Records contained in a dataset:
____

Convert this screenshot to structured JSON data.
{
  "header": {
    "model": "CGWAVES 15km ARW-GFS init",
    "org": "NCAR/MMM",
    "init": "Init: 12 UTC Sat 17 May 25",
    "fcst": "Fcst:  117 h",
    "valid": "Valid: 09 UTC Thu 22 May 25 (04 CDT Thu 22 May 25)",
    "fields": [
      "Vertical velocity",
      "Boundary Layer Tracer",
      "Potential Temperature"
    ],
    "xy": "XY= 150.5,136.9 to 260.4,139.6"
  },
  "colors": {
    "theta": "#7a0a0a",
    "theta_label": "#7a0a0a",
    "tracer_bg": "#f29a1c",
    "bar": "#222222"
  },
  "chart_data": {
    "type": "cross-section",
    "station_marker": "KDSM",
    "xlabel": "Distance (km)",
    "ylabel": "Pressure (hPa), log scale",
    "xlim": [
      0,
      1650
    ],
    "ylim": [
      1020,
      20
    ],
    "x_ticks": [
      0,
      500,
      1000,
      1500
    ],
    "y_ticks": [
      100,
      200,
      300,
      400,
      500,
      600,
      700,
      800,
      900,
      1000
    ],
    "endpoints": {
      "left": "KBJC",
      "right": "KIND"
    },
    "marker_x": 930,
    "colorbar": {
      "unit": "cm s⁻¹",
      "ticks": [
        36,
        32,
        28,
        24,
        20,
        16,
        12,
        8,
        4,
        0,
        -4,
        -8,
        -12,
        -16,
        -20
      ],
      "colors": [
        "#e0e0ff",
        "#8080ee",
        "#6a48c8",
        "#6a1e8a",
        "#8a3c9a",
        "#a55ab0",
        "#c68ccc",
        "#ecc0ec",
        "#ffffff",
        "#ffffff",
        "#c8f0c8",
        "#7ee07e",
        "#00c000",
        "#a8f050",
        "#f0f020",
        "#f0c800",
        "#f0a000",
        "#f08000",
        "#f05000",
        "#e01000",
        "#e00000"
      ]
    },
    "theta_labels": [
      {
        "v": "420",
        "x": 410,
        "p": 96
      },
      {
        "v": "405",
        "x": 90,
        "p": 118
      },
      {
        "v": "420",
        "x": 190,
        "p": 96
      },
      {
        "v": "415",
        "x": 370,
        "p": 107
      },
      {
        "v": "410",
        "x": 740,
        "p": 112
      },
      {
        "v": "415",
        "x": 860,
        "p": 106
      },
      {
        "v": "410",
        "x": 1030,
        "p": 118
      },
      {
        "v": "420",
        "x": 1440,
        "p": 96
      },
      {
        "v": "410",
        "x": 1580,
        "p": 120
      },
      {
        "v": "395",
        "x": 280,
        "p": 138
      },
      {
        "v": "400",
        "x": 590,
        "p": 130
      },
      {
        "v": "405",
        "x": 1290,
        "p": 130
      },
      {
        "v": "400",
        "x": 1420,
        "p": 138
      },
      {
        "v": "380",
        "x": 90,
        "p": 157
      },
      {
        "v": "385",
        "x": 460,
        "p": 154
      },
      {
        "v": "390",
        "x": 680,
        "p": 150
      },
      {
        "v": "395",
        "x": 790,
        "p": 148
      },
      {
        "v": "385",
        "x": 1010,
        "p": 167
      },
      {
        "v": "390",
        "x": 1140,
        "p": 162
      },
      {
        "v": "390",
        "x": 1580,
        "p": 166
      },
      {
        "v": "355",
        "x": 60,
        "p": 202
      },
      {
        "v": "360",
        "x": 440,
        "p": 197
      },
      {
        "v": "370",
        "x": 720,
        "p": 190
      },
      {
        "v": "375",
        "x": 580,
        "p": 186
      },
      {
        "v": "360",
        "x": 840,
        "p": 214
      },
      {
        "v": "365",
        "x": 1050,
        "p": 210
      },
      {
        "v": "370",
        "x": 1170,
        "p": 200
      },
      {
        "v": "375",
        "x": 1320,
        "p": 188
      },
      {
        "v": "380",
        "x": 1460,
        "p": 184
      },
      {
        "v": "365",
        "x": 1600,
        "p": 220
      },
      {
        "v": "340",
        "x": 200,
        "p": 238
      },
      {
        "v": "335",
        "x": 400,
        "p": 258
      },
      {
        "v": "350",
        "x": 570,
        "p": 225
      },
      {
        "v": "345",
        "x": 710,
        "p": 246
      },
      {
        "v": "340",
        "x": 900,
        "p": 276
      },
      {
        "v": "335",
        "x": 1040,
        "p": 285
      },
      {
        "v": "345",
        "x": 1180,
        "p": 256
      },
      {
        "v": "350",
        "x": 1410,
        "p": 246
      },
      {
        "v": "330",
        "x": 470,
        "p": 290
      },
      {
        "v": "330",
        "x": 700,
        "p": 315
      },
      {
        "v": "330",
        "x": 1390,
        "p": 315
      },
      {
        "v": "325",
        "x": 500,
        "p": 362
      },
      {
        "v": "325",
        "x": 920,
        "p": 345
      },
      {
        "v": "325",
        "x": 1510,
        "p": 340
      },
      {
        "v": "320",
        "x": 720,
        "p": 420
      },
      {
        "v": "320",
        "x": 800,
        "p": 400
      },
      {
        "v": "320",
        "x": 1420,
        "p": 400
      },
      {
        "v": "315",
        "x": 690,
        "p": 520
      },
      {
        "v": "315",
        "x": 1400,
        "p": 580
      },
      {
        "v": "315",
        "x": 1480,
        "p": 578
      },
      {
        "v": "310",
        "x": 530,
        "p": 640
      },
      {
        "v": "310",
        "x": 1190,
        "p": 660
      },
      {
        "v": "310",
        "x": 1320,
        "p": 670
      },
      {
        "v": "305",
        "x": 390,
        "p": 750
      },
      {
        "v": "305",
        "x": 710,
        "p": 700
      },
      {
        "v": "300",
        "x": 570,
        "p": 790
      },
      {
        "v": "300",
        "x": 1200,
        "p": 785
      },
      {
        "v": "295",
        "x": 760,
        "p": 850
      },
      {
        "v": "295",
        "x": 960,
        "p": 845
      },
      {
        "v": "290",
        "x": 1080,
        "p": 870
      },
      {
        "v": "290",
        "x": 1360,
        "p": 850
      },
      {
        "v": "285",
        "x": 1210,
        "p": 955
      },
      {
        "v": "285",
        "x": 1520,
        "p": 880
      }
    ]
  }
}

____

Task to complete: Restate every entry word for word.

Solution:
Convert this screenshot to structured JSON data.
{
  "header": {
    "model": "CGWAVES 15km ARW-GFS init",
    "org": "NCAR/MMM",
    "init": "Init: 12 UTC Sat 17 May 25",
    "fcst": "Fcst:  117 h",
    "valid": "Valid: 09 UTC Thu 22 May 25 (04 CDT Thu 22 May 25)",
    "fields": [
      "Vertical velocity",
      "Boundary Layer Tracer",
      "Potential Temperature"
    ],
    "xy": "XY= 150.5,136.9 to 260.4,139.6"
  },
  "colors": {
    "theta": "#7a0a0a",
    "theta_label": "#7a0a0a",
    "tracer_bg": "#f29a1c",
    "bar": "#222222"
  },
  "chart_data": {
    "type": "cross-section",
    "station_marker": "KDSM",
    "xlabel": "Distance (km)",
    "ylabel": "Pressure (hPa), log scale",
    "xlim": [
      0,
      1650
    ],
    "ylim": [
      1020,
      20
    ],
    "x_ticks": [
      0,
      500,
      1000,
      1500
    ],
    "y_ticks": [
      100,
      200,
      300,
      400,
      500,
      600,
      700,
      800,
      900,
      1000
    ],
    "endpoints": {
      "left": "KBJC",
      "right": "KIND"
    },
    "marker_x": 930,
    "colorbar": {
      "unit": "cm s⁻¹",
      "ticks": [
        36,
        32,
        28,
        24,
        20,
        16,
        12,
        8,
        4,
        0,
        -4,
        -8,
        -12,
        -16,
        -20
      ],
      "colors": [
        "#e0e0ff",
        "#8080ee",
        "#6a48c8",
        "#6a1e8a",
        "#8a3c9a",
        "#a55ab0",
        "#c68ccc",
        "#ecc0ec",
        "#ffffff",
        "#ffffff",
        "#c8f0c8",
        "#7ee07e",
        "#00c000",
        "#a8f050",
        "#f0f020",
        "#f0c800",
        "#f0a000",
        "#f08000",
        "#f05000",
        "#e01000",
        "#e00000"
      ]
    },
    "theta_labels": [
      {
        "v": "420",
        "x": 410,
        "p": 96
      },
      {
        "v": "405",
        "x": 90,
        "p": 118
      },
      {
        "v": "420",
        "x": 190,
        "p": 96
      },
      {
        "v": "415",
        "x": 370,
        "p": 107
      },
      {
        "v": "410",
        "x": 740,
        "p": 112
      },
      {
        "v": "415",
        "x": 860,
        "p": 106
      },
      {
        "v": "410",
        "x": 1030,
        "p": 118
      },
      {
        "v": "420",
        "x": 1440,
        "p": 96
      },
      {
        "v": "410",
        "x": 1580,
        "p": 120
      },
      {
        "v": "395",
        "x": 280,
        "p": 138
      },
      {
        "v": "400",
        "x": 590,
        "p": 130
      },
      {
        "v": "405",
        "x": 1290,
        "p": 130
      },
      {
        "v": "400",
        "x": 1420,
        "p": 138
      },
      {
        "v": "380",
        "x": 90,
        "p": 157
      },
      {
        "v": "385",
        "x": 460,
        "p": 154
      },
      {
        "v": "390",
        "x": 680,
        "p": 150
      },
      {
        "v": "395",
        "x": 790,
        "p": 148
      },
      {
        "v": "385",
        "x": 1010,
        "p": 167
      },
      {
        "v": "390",
        "x": 1140,
        "p": 162
      },
      {
        "v": "390",
        "x": 1580,
        "p": 166
      },
      {
        "v": "355",
        "x": 60,
        "p": 202
      },
      {
        "v": "360",
        "x": 440,
        "p": 197
      },
      {
        "v": "370",
        "x": 720,
        "p": 190
      },
      {
        "v": "375",
        "x": 580,
        "p": 186
      },
      {
        "v": "360",
        "x": 840,
        "p": 214
      },
      {
        "v": "365",
        "x": 1050,
        "p": 210
      },
      {
        "v": "370",
        "x": 1170,
        "p": 200
      },
      {
        "v": "375",
        "x": 1320,
        "p": 188
      },
      {
        "v": "380",
        "x": 1460,
        "p": 184
      },
      {
        "v": "365",
        "x": 1600,
        "p": 220
      },
      {
        "v": "340",
        "x": 200,
        "p": 238
      },
      {
        "v": "335",
        "x": 400,
        "p": 258
      },
      {
        "v": "350",
        "x": 570,
        "p": 225
      },
      {
        "v": "345",
        "x": 710,
        "p": 246
      },
      {
        "v": "340",
        "x": 900,
        "p": 276
      },
      {
        "v": "335",
        "x": 1040,
        "p": 285
      },
      {
        "v": "345",
        "x": 1180,
        "p": 256
      },
      {
        "v": "350",
        "x": 1410,
        "p": 246
      },
      {
        "v": "330",
        "x": 470,
        "p": 290
      },
      {
        "v": "330",
        "x": 700,
        "p": 315
      },
      {
        "v": "330",
        "x": 1390,
        "p": 315
      },
      {
        "v": "325",
        "x": 500,
        "p": 362
      },
      {
        "v": "325",
        "x": 920,
        "p": 345
      },
      {
        "v": "325",
        "x": 1510,
        "p": 340
      },
      {
        "v": "320",
        "x": 720,
        "p": 420
      },
      {
        "v": "320",
        "x": 800,
        "p": 400
      },
      {
        "v": "320",
        "x": 1420,
        "p": 400
      },
      {
        "v": "315",
        "x": 690,
        "p": 520
      },
      {
        "v": "315",
        "x": 1400,
        "p": 580
      },
      {
        "v": "315",
        "x": 1480,
        "p": 578
      },
      {
        "v": "310",
        "x": 530,
        "p": 640
      },
      {
        "v": "310",
        "x": 1190,
        "p": 660
      },
      {
        "v": "310",
        "x": 1320,
        "p": 670
      },
      {
        "v": "305",
        "x": 390,
        "p": 750
      },
      {
        "v": "305",
        "x": 710,
        "p": 700
      },
      {
        "v": "300",
        "x": 570,
        "p": 790
      },
      {
        "v": "300",
        "x": 1200,
        "p": 785
      },
      {
        "v": "295",
        "x": 760,
        "p": 850
      },
      {
        "v": "295",
        "x": 960,
        "p": 845
      },
      {
        "v": "290",
        "x": 1080,
        "p": 870
      },
      {
        "v": "290",
        "x": 1360,
        "p": 850
      },
      {
        "v": "285",
        "x": 1210,
        "p": 955
      },
      {
        "v": "285",
        "x": 1520,
        "p": 880
      }
    ]
  }
}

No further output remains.